Start Source material

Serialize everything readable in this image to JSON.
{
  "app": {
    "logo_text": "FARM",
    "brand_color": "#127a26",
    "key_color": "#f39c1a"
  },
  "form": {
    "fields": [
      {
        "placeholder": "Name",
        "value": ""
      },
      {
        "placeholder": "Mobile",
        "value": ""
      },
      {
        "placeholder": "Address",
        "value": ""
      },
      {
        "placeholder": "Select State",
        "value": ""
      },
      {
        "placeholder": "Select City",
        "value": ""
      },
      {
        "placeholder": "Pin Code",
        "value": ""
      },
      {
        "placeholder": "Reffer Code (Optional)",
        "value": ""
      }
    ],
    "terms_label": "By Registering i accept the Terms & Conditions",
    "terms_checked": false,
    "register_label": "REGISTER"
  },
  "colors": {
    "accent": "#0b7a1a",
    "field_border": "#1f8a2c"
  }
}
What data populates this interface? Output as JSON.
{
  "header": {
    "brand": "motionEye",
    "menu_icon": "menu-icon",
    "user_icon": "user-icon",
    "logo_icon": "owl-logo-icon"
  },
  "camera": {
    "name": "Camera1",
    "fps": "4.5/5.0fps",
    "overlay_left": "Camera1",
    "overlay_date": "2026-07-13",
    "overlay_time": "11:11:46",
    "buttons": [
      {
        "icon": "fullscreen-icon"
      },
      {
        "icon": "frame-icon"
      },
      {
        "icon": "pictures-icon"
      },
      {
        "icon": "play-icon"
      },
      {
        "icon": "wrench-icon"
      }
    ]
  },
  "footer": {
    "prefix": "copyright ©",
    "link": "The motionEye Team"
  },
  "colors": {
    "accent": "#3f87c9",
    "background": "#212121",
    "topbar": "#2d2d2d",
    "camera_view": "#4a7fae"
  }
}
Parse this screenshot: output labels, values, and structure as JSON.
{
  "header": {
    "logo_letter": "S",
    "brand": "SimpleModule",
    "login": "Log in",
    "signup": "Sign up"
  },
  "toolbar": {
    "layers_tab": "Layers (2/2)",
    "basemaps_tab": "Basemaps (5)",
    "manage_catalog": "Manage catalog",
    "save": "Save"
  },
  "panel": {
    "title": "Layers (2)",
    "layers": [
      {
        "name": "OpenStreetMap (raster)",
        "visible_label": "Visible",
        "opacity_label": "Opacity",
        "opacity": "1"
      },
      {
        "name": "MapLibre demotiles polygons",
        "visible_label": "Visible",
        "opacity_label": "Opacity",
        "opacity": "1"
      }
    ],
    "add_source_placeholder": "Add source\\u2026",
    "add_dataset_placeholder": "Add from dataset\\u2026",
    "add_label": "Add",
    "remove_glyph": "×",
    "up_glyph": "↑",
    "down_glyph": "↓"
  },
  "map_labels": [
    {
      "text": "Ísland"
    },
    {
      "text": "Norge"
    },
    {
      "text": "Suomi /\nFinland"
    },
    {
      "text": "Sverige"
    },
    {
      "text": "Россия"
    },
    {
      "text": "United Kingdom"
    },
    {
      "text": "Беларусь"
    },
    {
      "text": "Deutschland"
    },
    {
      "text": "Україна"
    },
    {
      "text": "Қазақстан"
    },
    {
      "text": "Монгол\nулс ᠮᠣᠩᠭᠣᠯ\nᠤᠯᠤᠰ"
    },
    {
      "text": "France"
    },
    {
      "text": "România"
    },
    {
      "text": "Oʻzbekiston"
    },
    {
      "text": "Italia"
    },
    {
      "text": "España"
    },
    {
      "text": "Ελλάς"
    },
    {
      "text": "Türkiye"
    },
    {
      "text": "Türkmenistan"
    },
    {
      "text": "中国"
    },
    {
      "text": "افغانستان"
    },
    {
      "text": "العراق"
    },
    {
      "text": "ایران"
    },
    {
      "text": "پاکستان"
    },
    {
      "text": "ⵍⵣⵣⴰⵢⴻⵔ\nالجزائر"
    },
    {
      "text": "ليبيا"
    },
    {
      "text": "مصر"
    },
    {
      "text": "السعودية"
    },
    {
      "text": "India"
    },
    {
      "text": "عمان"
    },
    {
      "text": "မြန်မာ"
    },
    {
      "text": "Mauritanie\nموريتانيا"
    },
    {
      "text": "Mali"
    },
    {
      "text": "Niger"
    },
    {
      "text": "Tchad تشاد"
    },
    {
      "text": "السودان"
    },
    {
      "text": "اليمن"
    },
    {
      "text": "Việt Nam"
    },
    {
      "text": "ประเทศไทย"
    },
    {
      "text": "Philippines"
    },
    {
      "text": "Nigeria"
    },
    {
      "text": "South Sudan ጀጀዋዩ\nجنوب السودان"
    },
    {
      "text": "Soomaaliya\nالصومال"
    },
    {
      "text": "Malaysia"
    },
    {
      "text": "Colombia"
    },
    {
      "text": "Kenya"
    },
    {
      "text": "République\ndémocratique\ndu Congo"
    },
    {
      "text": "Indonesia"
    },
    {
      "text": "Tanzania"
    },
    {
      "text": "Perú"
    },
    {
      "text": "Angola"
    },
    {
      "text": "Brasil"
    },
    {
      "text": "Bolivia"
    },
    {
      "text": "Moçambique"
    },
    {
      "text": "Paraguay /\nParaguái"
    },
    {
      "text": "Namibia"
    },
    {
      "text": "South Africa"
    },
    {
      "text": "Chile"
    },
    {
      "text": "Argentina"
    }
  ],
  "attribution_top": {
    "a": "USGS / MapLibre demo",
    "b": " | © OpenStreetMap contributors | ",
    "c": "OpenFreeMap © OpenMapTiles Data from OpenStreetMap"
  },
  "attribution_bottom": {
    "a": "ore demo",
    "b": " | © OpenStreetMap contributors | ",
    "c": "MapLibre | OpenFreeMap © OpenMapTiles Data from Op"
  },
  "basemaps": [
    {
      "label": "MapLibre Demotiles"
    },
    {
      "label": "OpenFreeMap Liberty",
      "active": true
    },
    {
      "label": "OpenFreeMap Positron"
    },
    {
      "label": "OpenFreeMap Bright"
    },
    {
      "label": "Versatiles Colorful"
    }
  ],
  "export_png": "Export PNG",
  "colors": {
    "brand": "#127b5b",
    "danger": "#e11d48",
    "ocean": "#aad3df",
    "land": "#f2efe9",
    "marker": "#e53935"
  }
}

End Source material

What needs to be done: Output each record exactly, leaving nothing out.

Answer to this problem:
Serialize everything readable in this image to JSON.
{
  "app": {
    "logo_text": "FARM",
    "brand_color": "#127a26",
    "key_color": "#f39c1a"
  },
  "form": {
    "fields": [
      {
        "placeholder": "Name",
        "value": ""
      },
      {
        "placeholder": "Mobile",
        "value": ""
      },
      {
        "placeholder": "Address",
        "value": ""
      },
      {
        "placeholder": "Select State",
        "value": ""
      },
      {
        "placeholder": "Select City",
        "value": ""
      },
      {
        "placeholder": "Pin Code",
        "value": ""
      },
      {
        "placeholder": "Reffer Code (Optional)",
        "value": ""
      }
    ],
    "terms_label": "By Registering i accept the Terms & Conditions",
    "terms_checked": false,
    "register_label": "REGISTER"
  },
  "colors": {
    "accent": "#0b7a1a",
    "field_border": "#1f8a2c"
  }
}
What data populates this interface? Output as JSON.
{
  "header": {
    "brand": "motionEye",
    "menu_icon": "menu-icon",
    "user_icon": "user-icon",
    "logo_icon": "owl-logo-icon"
  },
  "camera": {
    "name": "Camera1",
    "fps": "4.5/5.0fps",
    "overlay_left": "Camera1",
    "overlay_date": "2026-07-13",
    "overlay_time": "11:11:46",
    "buttons": [
      {
        "icon": "fullscreen-icon"
      },
      {
        "icon": "frame-icon"
      },
      {
        "icon": "pictures-icon"
      },
      {
        "icon": "play-icon"
      },
      {
        "icon": "wrench-icon"
      }
    ]
  },
  "footer": {
    "prefix": "copyright ©",
    "link": "The motionEye Team"
  },
  "colors": {
    "accent": "#3f87c9",
    "background": "#212121",
    "topbar": "#2d2d2d",
    "camera_view": "#4a7fae"
  }
}
Parse this screenshot: output labels, values, and structure as JSON.
{
  "header": {
    "logo_letter": "S",
    "brand": "SimpleModule",
    "login": "Log in",
    "signup": "Sign up"
  },
  "toolbar": {
    "layers_tab": "Layers (2/2)",
    "basemaps_tab": "Basemaps (5)",
    "manage_catalog": "Manage catalog",
    "save": "Save"
  },
  "panel": {
    "title": "Layers (2)",
    "layers": [
      {
        "name": "OpenStreetMap (raster)",
        "visible_label": "Visible",
        "opacity_label": "Opacity",
        "opacity": "1"
      },
      {
        "name": "MapLibre demotiles polygons",
        "visible_label": "Visible",
        "opacity_label": "Opacity",
        "opacity": "1"
      }
    ],
    "add_source_placeholder": "Add source\\u2026",
    "add_dataset_placeholder": "Add from dataset\\u2026",
    "add_label": "Add",
    "remove_glyph": "×",
    "up_glyph": "↑",
    "down_glyph": "↓"
  },
  "map_labels": [
    {
      "text": "Ísland"
    },
    {
      "text": "Norge"
    },
    {
      "text": "Suomi /\nFinland"
    },
    {
      "text": "Sverige"
    },
    {
      "text": "Россия"
    },
    {
      "text": "United Kingdom"
    },
    {
      "text": "Беларусь"
    },
    {
      "text": "Deutschland"
    },
    {
      "text": "Україна"
    },
    {
      "text": "Қазақстан"
    },
    {
      "text": "Монгол\nулс ᠮᠣᠩᠭᠣᠯ\nᠤᠯᠤᠰ"
    },
    {
      "text": "France"
    },
    {
      "text": "România"
    },
    {
      "text": "Oʻzbekiston"
    },
    {
      "text": "Italia"
    },
    {
      "text": "España"
    },
    {
      "text": "Ελλάς"
    },
    {
      "text": "Türkiye"
    },
    {
      "text": "Türkmenistan"
    },
    {
      "text": "中国"
    },
    {
      "text": "افغانستان"
    },
    {
      "text": "العراق"
    },
    {
      "text": "ایران"
    },
    {
      "text": "پاکستان"
    },
    {
      "text": "ⵍⵣⵣⴰⵢⴻⵔ\nالجزائر"
    },
    {
      "text": "ليبيا"
    },
    {
      "text": "مصر"
    },
    {
      "text": "السعودية"
    },
    {
      "text": "India"
    },
    {
      "text": "عمان"
    },
    {
      "text": "မြန်မာ"
    },
    {
      "text": "Mauritanie\nموريتانيا"
    },
    {
      "text": "Mali"
    },
    {
      "text": "Niger"
    },
    {
      "text": "Tchad تشاد"
    },
    {
      "text": "السودان"
    },
    {
      "text": "اليمن"
    },
    {
      "text": "Việt Nam"
    },
    {
      "text": "ประเทศไทย"
    },
    {
      "text": "Philippines"
    },
    {
      "text": "Nigeria"
    },
    {
      "text": "South Sudan ጀጀዋዩ\nجنوب السودان"
    },
    {
      "text": "Soomaaliya\nالصومال"
    },
    {
      "text": "Malaysia"
    },
    {
      "text": "Colombia"
    },
    {
      "text": "Kenya"
    },
    {
      "text": "République\ndémocratique\ndu Congo"
    },
    {
      "text": "Indonesia"
    },
    {
      "text": "Tanzania"
    },
    {
      "text": "Perú"
    },
    {
      "text": "Angola"
    },
    {
      "text": "Brasil"
    },
    {
      "text": "Bolivia"
    },
    {
      "text": "Moçambique"
    },
    {
      "text": "Paraguay /\nParaguái"
    },
    {
      "text": "Namibia"
    },
    {
      "text": "South Africa"
    },
    {
      "text": "Chile"
    },
    {
      "text": "Argentina"
    }
  ],
  "attribution_top": {
    "a": "USGS / MapLibre demo",
    "b": " | © OpenStreetMap contributors | ",
    "c": "OpenFreeMap © OpenMapTiles Data from OpenStreetMap"
  },
  "attribution_bottom": {
    "a": "ore demo",
    "b": " | © OpenStreetMap contributors | ",
    "c": "MapLibre | OpenFreeMap © OpenMapTiles Data from Op"
  },
  "basemaps": [
    {
      "label": "MapLibre Demotiles"
    },
    {
      "label": "OpenFreeMap Liberty",
      "active": true
    },
    {
      "label": "OpenFreeMap Positron"
    },
    {
      "label": "OpenFreeMap Bright"
    },
    {
      "label": "Versatiles Colorful"
    }
  ],
  "export_png": "Export PNG",
  "colors": {
    "brand": "#127b5b",
    "danger": "#e11d48",
    "ocean": "#aad3df",
    "land": "#f2efe9",
    "marker": "#e53935"
  }
}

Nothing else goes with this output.